*STATED GOAL:*
Copy out all lines in the data below containing the string "JSON".

*Saved data entries:*

================

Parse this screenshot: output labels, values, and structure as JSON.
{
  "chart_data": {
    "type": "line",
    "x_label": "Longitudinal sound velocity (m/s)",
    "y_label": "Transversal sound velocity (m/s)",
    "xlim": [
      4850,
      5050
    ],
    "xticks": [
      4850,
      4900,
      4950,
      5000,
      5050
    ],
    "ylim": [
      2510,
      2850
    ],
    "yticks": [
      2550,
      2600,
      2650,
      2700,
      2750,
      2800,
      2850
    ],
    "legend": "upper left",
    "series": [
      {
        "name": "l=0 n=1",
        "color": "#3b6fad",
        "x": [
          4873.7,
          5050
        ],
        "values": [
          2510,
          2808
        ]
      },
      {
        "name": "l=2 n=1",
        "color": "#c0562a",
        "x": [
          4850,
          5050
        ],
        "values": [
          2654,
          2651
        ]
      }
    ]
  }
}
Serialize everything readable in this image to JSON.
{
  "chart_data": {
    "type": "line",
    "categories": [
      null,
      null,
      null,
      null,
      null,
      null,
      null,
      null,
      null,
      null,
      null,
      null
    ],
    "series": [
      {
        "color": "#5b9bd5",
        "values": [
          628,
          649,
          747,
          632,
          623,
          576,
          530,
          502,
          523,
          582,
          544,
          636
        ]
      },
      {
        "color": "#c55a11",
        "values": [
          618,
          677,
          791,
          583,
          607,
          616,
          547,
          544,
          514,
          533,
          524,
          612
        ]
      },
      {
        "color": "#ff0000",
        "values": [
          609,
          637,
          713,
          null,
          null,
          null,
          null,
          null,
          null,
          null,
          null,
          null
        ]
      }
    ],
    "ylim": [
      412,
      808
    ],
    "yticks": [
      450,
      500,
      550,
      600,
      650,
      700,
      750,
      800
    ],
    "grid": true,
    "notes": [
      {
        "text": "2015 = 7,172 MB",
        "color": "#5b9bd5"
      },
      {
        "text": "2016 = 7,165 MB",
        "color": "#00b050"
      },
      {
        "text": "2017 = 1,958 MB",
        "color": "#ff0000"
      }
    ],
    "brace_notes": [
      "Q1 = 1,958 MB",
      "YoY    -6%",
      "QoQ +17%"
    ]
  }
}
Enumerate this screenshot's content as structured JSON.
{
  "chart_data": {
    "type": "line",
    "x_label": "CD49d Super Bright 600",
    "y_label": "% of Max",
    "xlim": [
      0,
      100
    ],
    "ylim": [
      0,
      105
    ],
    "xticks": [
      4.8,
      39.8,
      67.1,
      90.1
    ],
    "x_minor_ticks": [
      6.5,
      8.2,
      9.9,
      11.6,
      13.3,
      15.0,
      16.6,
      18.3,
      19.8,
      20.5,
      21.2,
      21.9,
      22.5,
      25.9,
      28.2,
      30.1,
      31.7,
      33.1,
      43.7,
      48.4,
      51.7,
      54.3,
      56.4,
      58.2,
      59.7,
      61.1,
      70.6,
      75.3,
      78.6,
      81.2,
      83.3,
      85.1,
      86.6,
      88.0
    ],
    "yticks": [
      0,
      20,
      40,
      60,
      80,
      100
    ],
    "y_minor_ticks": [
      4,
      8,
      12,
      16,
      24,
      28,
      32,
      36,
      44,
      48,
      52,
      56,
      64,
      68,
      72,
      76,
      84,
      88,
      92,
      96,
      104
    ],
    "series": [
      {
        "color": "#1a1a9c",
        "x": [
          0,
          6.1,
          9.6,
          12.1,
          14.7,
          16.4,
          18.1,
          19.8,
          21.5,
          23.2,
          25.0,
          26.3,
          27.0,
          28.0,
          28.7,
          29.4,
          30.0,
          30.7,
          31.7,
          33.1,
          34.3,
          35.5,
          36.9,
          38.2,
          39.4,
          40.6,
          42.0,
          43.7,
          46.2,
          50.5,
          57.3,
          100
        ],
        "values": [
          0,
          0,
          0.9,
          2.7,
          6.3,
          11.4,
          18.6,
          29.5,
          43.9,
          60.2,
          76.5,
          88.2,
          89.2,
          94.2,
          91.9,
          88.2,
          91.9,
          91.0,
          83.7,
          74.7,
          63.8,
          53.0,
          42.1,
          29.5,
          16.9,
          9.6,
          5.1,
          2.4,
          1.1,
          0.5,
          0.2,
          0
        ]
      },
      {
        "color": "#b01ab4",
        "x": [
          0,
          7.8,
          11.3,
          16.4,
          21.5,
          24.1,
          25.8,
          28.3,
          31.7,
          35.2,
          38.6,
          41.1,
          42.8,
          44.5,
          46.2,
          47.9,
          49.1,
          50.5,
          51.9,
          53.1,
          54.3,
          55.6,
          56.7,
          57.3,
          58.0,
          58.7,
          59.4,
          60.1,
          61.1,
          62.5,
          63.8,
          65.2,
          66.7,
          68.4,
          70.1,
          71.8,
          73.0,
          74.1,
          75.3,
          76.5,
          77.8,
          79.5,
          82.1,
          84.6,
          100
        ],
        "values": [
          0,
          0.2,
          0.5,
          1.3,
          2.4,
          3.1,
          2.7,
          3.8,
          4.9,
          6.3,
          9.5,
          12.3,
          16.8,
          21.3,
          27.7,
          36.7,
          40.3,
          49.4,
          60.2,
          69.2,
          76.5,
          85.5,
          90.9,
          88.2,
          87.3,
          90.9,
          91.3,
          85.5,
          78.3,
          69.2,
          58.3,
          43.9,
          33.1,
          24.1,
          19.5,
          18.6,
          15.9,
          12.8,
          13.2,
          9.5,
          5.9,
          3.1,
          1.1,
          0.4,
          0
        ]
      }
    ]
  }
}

================

*TASK SOLUTION:*
Parse this screenshot: output labels, values, and structure as JSON.
Serialize everything readable in this image to JSON.
Enumerate this screenshot's content as structured JSON.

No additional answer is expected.